<<<<

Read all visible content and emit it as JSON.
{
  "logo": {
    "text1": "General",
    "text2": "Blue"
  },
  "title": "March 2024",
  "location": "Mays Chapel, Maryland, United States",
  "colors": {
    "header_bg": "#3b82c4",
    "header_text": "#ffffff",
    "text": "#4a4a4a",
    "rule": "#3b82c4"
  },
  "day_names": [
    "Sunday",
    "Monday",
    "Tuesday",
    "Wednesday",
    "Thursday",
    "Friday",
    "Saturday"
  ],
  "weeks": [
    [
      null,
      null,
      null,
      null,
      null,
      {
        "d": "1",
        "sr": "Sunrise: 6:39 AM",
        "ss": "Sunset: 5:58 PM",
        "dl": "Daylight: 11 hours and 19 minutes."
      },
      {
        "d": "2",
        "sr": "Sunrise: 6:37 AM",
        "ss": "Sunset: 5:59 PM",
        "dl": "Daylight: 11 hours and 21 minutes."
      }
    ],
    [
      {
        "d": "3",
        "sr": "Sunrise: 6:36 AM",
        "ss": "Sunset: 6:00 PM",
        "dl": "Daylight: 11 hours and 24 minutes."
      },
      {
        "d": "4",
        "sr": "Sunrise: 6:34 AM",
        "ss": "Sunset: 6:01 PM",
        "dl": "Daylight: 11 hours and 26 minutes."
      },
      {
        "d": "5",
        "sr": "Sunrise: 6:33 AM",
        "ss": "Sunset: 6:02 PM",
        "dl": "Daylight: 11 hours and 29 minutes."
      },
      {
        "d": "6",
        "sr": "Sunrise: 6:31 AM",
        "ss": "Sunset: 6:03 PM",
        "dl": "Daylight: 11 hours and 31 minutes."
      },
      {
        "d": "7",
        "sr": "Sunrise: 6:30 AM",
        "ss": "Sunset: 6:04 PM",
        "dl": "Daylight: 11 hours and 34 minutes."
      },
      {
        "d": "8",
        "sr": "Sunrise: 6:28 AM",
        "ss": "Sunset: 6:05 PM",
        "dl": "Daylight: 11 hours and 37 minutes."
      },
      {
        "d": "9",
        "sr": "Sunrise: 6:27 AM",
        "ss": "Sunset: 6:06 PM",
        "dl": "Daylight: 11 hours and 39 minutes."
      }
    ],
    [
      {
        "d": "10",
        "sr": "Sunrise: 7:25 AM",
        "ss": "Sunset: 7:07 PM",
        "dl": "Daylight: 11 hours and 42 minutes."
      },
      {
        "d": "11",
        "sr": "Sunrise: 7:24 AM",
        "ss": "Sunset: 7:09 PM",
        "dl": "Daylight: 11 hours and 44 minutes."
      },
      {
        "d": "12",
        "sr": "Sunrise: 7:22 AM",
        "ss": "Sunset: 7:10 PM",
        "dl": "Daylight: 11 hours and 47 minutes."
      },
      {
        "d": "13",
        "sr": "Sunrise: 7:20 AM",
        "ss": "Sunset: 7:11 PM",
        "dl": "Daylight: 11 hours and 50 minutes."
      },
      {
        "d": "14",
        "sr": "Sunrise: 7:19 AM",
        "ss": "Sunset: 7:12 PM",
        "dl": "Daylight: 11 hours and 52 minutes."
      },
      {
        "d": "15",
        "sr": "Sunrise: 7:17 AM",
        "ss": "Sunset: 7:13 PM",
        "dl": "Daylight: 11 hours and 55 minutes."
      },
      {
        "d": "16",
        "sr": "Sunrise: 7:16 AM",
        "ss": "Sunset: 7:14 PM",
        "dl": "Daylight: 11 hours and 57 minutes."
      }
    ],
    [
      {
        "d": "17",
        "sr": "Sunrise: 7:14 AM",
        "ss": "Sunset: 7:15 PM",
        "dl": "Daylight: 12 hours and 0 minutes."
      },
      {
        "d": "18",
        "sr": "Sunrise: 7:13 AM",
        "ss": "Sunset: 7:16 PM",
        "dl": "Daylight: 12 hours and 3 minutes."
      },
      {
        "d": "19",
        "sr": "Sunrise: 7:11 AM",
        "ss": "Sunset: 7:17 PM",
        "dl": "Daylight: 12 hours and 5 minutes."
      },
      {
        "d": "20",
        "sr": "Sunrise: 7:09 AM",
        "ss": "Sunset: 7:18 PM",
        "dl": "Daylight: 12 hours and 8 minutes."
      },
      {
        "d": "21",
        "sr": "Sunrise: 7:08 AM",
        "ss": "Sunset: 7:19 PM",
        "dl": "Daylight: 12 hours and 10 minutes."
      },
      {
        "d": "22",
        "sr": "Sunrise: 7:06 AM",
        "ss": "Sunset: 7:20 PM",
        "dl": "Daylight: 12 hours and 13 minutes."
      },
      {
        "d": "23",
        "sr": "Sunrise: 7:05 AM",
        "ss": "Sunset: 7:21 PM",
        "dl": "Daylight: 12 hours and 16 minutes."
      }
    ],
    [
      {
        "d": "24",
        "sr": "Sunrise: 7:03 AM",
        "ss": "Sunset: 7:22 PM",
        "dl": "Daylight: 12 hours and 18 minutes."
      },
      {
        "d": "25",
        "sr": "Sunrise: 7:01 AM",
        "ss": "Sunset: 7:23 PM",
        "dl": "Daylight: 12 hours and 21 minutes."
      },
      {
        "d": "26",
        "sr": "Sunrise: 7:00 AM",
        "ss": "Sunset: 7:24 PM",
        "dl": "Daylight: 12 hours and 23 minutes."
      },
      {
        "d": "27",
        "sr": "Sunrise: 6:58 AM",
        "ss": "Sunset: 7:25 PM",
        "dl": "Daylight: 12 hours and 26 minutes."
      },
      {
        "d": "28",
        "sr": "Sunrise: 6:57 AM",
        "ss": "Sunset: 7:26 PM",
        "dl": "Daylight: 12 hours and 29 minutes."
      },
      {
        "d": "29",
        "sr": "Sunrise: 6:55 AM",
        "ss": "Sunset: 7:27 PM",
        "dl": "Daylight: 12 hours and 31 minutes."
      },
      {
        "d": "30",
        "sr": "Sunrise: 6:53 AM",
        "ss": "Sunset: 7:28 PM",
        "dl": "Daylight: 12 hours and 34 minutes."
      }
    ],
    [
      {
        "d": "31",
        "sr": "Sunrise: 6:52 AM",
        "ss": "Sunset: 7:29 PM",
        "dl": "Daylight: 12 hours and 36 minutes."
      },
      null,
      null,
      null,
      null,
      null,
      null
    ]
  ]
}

>>>>
<<<<

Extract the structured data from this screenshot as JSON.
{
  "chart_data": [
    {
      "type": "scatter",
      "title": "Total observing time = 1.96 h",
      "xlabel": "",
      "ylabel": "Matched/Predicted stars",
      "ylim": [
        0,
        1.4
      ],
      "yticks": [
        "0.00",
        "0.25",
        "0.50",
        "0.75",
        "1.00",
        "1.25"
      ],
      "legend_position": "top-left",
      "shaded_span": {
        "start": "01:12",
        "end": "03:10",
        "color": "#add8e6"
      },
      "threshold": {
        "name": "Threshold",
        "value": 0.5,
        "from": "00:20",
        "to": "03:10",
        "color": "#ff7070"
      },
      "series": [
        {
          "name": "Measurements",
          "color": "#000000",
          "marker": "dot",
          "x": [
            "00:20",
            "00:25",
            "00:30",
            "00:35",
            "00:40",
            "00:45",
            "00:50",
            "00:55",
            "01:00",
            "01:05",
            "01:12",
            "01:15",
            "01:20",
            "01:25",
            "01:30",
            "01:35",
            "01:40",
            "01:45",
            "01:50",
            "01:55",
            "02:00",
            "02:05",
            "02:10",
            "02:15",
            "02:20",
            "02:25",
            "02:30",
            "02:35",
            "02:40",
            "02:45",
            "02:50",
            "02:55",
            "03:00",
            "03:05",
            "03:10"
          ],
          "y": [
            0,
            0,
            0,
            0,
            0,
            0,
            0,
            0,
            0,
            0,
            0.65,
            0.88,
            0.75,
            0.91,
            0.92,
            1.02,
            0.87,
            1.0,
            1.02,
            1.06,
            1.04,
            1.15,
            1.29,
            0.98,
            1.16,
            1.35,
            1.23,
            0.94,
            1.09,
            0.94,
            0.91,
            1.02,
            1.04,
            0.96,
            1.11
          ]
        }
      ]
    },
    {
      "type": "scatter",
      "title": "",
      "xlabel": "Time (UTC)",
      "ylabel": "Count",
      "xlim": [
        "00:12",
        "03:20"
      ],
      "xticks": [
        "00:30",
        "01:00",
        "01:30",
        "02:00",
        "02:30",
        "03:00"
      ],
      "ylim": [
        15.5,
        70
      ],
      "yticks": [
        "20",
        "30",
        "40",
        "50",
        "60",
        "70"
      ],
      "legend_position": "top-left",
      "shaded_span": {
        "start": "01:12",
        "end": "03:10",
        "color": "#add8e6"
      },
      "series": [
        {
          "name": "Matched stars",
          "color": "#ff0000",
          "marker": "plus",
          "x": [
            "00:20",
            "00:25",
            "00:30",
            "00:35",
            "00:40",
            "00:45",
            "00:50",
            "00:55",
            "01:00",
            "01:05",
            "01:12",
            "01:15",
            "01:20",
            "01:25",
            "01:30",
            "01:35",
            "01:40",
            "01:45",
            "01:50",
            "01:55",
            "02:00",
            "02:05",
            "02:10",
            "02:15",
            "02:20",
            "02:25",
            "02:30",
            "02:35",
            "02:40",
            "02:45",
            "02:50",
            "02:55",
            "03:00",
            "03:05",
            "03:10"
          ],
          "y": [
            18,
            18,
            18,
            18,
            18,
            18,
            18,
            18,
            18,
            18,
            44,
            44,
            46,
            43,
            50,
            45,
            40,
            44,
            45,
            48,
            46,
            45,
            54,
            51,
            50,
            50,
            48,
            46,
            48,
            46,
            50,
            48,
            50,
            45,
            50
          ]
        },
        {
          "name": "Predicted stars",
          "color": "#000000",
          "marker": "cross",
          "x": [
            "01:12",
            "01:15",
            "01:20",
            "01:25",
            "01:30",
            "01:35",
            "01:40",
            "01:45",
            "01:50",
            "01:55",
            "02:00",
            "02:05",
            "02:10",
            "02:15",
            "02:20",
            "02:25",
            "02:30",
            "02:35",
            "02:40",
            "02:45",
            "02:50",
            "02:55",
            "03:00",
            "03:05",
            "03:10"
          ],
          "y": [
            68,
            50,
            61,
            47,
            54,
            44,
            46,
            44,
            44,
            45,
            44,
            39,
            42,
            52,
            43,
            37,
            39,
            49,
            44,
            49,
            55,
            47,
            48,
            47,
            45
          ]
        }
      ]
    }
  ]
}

>>>>

## Problem to solve:
Find the word "ylabel" in the entries above and gather every line that holds it.

## Correct output:
      "ylabel": "Matched/Predicted stars",
      "ylabel": "Count",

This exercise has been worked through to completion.